• _TASK 1_: Reproduce the passage of the SQL comparison page starting at "This SQL query selects" and ending at "number of reviews.".
• _TASK 2_:
Please answer these questions from the SQL comparison page, one answer per line:
(a) In Variation 2, what question string is passed to compare_sql_queries?
(b) What name does the first query give its CTE?
(c) According to the "New context" note on the first query, which two features address the problem requirements?
• _TASK 3_: Continue the SQL comparison page from its last sentence.

• _DOCUMENT SECTION_:
%%

This SQL query selects the student_name and counts the number of reviews they have made for professors. It then groups the results by student_name, orders them in descending order based on the number of reviews, and limits the output to only the student with the highest number of reviews.
----------------------------------------------------------------------------------------------------
```sql
WITH StudentReviews AS (
    SELECT student_name, COUNT(DISTINCT professor_id) AS num_professors_reviewed
    FROM Reviews
    GROUP BY student_name
)
SELECT student_name
FROM StudentReviews
WHERE num_professors_reviewed = (SELECT MAX(num_professors_reviewed) FROM StudentReviews);
```


**Old context:**  
This query is simple but likely inaccurate without counting distinct professors, which is the main drawback.

**New context:**  
This query is accurate and well-structured, though slightly more complex. The use of COUNT(DISTINCT) and a CTE addresses the problem requirements thoroughly.

### Variation 2

In [20]:
question = "What institute holds the best reviewed teachers?"
compare_sql_queries(question)

this is your SQL:
```sql
SELECT Institutes.name
FROM Institutes
JOIN Professors ON Institutes.institute_id = Professors.institute_id
JOIN Reviews ON Professors.professor_id = Reviews.professor_id
GROUP BY Institutes.name
ORDER BY AVG(Reviews.rating) DESC
LIMIT 1;
```

This SQL query retrieves the name of the institute that holds the best-reviewed teachers. It joins the Institutes, Professors, and Reviews tables, calculates the average rating for each institute, and then selects the institute with the highest average rating.
----------------------------------------------------------------------------------------------------
To determine which institute holds the best reviewed teachers, we need to consider the average ratings of the professors at each institute. We can achieve this by joining the `Professors` and `Reviews` tables on the `professor_id` column, then grouping by the `university` and calculating the average rating for each university. Finally, we can order the results by the

**Old context:**  
This query is both accurate and clear, fulfilling the requirement to identify the institute with the best-reviewed teachers.

**New context:**  
This query is clear but misses the exact answer, as it does not limit the results to the single best-reviewed institute. Adding LIMIT 1 would improve its accuracy.

%%

• _RECORD EXCERPTS_:
%%

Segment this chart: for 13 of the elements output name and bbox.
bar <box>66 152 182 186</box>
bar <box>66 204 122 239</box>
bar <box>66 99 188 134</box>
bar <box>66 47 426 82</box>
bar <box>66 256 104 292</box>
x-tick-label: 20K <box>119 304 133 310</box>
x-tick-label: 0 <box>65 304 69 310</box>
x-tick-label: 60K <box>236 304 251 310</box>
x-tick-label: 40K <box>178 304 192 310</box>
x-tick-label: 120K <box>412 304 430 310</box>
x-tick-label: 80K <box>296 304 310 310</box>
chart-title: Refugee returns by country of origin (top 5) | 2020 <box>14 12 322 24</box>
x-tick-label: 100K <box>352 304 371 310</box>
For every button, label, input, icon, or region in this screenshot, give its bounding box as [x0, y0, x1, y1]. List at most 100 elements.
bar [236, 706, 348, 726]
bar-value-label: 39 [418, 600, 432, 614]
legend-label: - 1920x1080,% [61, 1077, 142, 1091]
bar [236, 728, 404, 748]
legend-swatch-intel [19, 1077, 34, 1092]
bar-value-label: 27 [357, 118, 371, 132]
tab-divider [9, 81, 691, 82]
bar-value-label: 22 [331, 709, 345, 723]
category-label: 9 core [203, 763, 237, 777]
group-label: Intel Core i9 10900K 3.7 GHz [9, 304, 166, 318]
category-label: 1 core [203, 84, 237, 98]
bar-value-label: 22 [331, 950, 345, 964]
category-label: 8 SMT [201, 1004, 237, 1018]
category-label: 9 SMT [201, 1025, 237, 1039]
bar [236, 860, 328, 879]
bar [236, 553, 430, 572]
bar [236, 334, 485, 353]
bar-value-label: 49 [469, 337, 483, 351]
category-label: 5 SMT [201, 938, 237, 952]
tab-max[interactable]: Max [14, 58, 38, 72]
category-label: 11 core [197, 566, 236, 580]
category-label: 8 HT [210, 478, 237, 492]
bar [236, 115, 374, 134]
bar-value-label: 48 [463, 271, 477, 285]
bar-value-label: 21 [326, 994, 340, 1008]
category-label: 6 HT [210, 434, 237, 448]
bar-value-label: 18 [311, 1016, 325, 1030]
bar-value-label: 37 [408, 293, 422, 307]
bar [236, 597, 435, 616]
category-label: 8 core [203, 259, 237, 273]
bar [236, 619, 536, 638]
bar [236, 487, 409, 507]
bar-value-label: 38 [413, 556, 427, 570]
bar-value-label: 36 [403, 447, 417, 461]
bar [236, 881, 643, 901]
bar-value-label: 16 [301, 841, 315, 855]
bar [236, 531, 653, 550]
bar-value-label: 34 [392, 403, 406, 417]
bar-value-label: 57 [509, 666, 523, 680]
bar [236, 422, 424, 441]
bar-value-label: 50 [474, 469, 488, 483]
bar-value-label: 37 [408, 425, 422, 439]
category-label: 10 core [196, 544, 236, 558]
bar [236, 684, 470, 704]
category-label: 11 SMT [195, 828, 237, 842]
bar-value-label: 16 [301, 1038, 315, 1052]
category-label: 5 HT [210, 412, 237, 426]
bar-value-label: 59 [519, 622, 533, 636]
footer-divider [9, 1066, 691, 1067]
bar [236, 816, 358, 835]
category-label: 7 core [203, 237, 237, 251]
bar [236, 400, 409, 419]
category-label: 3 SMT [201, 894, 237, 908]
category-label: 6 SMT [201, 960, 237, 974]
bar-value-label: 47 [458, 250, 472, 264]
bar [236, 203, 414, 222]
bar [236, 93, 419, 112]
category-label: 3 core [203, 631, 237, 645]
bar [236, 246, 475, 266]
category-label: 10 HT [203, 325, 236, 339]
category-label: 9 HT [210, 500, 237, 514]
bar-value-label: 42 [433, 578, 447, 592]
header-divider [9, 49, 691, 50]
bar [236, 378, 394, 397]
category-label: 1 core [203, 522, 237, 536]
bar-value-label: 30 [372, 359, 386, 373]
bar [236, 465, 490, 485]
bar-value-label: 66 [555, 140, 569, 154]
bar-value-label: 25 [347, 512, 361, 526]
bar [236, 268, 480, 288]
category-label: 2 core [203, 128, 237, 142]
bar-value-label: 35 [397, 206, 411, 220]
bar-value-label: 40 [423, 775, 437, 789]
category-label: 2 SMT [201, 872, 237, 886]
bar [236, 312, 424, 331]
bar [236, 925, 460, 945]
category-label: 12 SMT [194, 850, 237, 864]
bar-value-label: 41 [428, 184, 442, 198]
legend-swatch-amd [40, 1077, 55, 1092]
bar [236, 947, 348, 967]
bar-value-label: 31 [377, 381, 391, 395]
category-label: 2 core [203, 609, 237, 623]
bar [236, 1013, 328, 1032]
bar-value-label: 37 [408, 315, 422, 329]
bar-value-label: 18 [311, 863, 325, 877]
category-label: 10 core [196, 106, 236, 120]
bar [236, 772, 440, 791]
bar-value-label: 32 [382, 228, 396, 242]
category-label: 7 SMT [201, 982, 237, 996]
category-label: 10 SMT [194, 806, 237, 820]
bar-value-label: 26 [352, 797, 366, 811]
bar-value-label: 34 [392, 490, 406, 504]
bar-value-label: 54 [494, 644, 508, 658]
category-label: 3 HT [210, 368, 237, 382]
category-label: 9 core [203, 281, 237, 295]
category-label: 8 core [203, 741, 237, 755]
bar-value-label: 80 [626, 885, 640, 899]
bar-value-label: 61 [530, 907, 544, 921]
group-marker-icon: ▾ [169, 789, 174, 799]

%%

• _ANSWER SPACE 1_:
This SQL query selects the student_name and counts the number of reviews they have made for professors. It then groups the results by student_name, orders them in descending order based on the number of reviews, and limits the output to only the student with the highest number of reviews.

• _ANSWER SPACE 2_:
(a) "What institute holds the best reviewed teachers?"
(b) StudentReviews
(c) COUNT(DISTINCT) and a CTE

• _ANSWER SPACE 3_:
### Variation 3

In [21]:
question = "Some students have not reviewed any professor yet. I want their names to ban them from the University."
compare_sql_queries(question)

this is your SQL:
```sql
SELECT student_name
FROM Students
LEFT JOIN Reviews ON Students.student_name = Reviews.student_name
WHERE Reviews.student_name IS NULL;
```

This SQL query selects the names of students who have not reviewed any professor yet by performing a LEFT JOIN between the Students table and the Reviews table on the student_name column. It then filters the results to only include rows where there is no matching review for the student, indicating they have not reviewed any professor.
----------------------------------------------------------------------------------------------------
To find the names of students who have not reviewed any professor yet, you can use the following SQL query:

```sql
SELECT DISTINCT student_name
FROM Reviews
WHERE student_name NOT IN (SELECT DISTINCT student_name FROM Reviews);
```

This query will return the names of students who have not reviewed any professor yet. You can then take appropriate action based on this information.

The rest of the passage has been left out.